WHAT THE TASK REQUIRES
Output an exact reproduction of the data.

DATA IN THIS EXERCISE
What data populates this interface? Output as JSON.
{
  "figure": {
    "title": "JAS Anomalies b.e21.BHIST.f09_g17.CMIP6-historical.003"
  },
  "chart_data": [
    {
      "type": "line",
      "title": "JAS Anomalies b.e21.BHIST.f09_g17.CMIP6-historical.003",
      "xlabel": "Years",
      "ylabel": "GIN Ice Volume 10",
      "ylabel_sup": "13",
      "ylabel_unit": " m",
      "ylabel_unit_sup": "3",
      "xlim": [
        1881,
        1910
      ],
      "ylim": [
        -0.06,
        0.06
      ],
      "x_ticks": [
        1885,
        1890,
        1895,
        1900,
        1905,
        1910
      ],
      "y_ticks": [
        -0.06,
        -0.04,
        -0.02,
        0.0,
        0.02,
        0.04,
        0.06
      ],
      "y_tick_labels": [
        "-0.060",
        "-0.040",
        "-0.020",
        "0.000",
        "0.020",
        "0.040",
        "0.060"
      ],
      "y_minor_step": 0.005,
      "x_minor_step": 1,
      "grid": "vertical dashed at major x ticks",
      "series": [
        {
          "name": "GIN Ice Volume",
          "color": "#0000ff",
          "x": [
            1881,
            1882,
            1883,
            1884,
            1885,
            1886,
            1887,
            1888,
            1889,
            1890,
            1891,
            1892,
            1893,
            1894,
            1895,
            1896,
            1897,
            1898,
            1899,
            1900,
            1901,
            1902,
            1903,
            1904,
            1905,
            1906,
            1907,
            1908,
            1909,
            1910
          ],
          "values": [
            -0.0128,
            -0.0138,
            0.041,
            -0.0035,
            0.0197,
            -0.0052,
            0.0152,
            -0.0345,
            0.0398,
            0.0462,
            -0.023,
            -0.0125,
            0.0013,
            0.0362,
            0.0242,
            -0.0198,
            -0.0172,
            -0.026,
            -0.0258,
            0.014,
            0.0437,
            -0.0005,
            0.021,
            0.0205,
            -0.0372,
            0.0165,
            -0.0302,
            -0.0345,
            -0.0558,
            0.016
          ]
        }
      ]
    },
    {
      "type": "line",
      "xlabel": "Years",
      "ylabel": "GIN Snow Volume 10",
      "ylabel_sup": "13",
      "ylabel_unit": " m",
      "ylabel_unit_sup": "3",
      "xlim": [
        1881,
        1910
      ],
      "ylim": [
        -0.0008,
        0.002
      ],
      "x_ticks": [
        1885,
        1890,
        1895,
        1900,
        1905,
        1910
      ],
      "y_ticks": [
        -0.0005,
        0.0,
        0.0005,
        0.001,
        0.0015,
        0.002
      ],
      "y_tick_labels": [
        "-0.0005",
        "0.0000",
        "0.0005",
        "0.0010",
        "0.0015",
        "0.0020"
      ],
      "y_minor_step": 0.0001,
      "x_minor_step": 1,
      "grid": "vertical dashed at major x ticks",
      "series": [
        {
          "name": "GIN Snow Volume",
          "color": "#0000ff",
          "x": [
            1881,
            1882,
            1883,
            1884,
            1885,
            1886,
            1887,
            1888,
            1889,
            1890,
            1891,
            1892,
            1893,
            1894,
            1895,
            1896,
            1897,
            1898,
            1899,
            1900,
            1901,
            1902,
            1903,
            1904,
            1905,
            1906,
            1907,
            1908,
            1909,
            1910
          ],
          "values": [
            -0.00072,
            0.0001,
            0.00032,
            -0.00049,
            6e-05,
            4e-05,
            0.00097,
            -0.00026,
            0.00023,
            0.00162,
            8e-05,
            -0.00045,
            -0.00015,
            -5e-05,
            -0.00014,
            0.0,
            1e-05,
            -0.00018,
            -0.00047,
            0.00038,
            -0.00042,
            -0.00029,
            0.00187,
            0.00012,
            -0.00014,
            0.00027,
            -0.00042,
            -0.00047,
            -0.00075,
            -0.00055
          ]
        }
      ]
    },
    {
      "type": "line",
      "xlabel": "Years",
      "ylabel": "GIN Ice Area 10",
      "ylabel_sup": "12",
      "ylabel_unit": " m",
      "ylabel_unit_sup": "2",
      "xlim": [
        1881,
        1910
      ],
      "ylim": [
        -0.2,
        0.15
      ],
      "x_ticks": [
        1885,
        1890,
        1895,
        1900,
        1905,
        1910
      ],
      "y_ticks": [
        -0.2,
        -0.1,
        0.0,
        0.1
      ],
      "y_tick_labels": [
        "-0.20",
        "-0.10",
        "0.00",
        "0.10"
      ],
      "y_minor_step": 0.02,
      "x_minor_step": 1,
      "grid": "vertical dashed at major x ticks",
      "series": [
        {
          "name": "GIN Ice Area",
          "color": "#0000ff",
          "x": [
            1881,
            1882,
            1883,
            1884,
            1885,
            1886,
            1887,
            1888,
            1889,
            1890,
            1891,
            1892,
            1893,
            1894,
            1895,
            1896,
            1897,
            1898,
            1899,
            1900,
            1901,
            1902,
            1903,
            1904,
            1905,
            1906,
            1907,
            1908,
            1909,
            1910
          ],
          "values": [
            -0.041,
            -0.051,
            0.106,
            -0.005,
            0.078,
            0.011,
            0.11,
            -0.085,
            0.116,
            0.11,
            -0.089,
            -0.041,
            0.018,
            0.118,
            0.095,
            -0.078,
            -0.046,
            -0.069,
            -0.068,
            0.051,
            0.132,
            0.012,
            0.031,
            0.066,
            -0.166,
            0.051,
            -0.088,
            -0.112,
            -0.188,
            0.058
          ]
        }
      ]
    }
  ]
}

COMPLETE OUTPUT
What data populates this interface? Output as JSON.
{
  "figure": {
    "title": "JAS Anomalies b.e21.BHIST.f09_g17.CMIP6-historical.003"
  },
  "chart_data": [
    {
      "type": "line",
      "title": "JAS Anomalies b.e21.BHIST.f09_g17.CMIP6-historical.003",
      "xlabel": "Years",
      "ylabel": "GIN Ice Volume 10",
      "ylabel_sup": "13",
      "ylabel_unit": " m",
      "ylabel_unit_sup": "3",
      "xlim": [
        1881,
        1910
      ],
      "ylim": [
        -0.06,
        0.06
      ],
      "x_ticks": [
        1885,
        1890,
        1895,
        1900,
        1905,
        1910
      ],
      "y_ticks": [
        -0.06,
        -0.04,
        -0.02,
        0.0,
        0.02,
        0.04,
        0.06
      ],
      "y_tick_labels": [
        "-0.060",
        "-0.040",
        "-0.020",
        "0.000",
        "0.020",
        "0.040",
        "0.060"
      ],
      "y_minor_step": 0.005,
      "x_minor_step": 1,
      "grid": "vertical dashed at major x ticks",
      "series": [
        {
          "name": "GIN Ice Volume",
          "color": "#0000ff",
          "x": [
            1881,
            1882,
            1883,
            1884,
            1885,
            1886,
            1887,
            1888,
            1889,
            1890,
            1891,
            1892,
            1893,
            1894,
            1895,
            1896,
            1897,
            1898,
            1899,
            1900,
            1901,
            1902,
            1903,
            1904,
            1905,
            1906,
            1907,
            1908,
            1909,
            1910
          ],
          "values": [
            -0.0128,
            -0.0138,
            0.041,
            -0.0035,
            0.0197,
            -0.0052,
            0.0152,
            -0.0345,
            0.0398,
            0.0462,
            -0.023,
            -0.0125,
            0.0013,
            0.0362,
            0.0242,
            -0.0198,
            -0.0172,
            -0.026,
            -0.0258,
            0.014,
            0.0437,
            -0.0005,
            0.021,
            0.0205,
            -0.0372,
            0.0165,
            -0.0302,
            -0.0345,
            -0.0558,
            0.016
          ]
        }
      ]
    },
    {
      "type": "line",
      "xlabel": "Years",
      "ylabel": "GIN Snow Volume 10",
      "ylabel_sup": "13",
      "ylabel_unit": " m",
      "ylabel_unit_sup": "3",
      "xlim": [
        1881,
        1910
      ],
      "ylim": [
        -0.0008,
        0.002
      ],
      "x_ticks": [
        1885,
        1890,
        1895,
        1900,
        1905,
        1910
      ],
      "y_ticks": [
        -0.0005,
        0.0,
        0.0005,
        0.001,
        0.0015,
        0.002
      ],
      "y_tick_labels": [
        "-0.0005",
        "0.0000",
        "0.0005",
        "0.0010",
        "0.0015",
        "0.0020"
      ],
      "y_minor_step": 0.0001,
      "x_minor_step": 1,
      "grid": "vertical dashed at major x ticks",
      "series": [
        {
          "name": "GIN Snow Volume",
          "color": "#0000ff",
          "x": [
            1881,
            1882,
            1883,
            1884,
            1885,
            1886,
            1887,
            1888,
            1889,
            1890,
            1891,
            1892,
            1893,
            1894,
            1895,
            1896,
            1897,
            1898,
            1899,
            1900,
            1901,
            1902,
            1903,
            1904,
            1905,
            1906,
            1907,
            1908,
            1909,
            1910
          ],
          "values": [
            -0.00072,
            0.0001,
            0.00032,
            -0.00049,
            6e-05,
            4e-05,
            0.00097,
            -0.00026,
            0.00023,
            0.00162,
            8e-05,
            -0.00045,
            -0.00015,
            -5e-05,
            -0.00014,
            0.0,
            1e-05,
            -0.00018,
            -0.00047,
            0.00038,
            -0.00042,
            -0.00029,
            0.00187,
            0.00012,
            -0.00014,
            0.00027,
            -0.00042,
            -0.00047,
            -0.00075,
            -0.00055
          ]
        }
      ]
    },
    {
      "type": "line",
      "xlabel": "Years",
      "ylabel": "GIN Ice Area 10",
      "ylabel_sup": "12",
      "ylabel_unit": " m",
      "ylabel_unit_sup": "2",
      "xlim": [
        1881,
        1910
      ],
      "ylim": [
        -0.2,
        0.15
      ],
      "x_ticks": [
        1885,
        1890,
        1895,
        1900,
        1905,
        1910
      ],
      "y_ticks": [
        -0.2,
        -0.1,
        0.0,
        0.1
      ],
      "y_tick_labels": [
        "-0.20",
        "-0.10",
        "0.00",
        "0.10"
      ],
      "y_minor_step": 0.02,
      "x_minor_step": 1,
      "grid": "vertical dashed at major x ticks",
      "series": [
        {
          "name": "GIN Ice Area",
          "color": "#0000ff",
          "x": [
            1881,
            1882,
            1883,
            1884,
            1885,
            1886,
            1887,
            1888,
            1889,
            1890,
            1891,
            1892,
            1893,
            1894,
            1895,
            1896,
            1897,
            1898,
            1899,
            1900,
            1901,
            1902,
            1903,
            1904,
            1905,
            1906,
            1907,
            1908,
            1909,
            1910
          ],
          "values": [
            -0.041,
            -0.051,
            0.106,
            -0.005,
            0.078,
            0.011,
            0.11,
            -0.085,
            0.116,
            0.11,
            -0.089,
            -0.041,
            0.018,
            0.118,
            0.095,
            -0.078,
            -0.046,
            -0.069,
            -0.068,
            0.051,
            0.132,
            0.012,
            0.031,
            0.066,
            -0.166,
            0.051,
            -0.088,
            -0.112,
            -0.188,
            0.058
          ]
        }
      ]
    }
  ]
}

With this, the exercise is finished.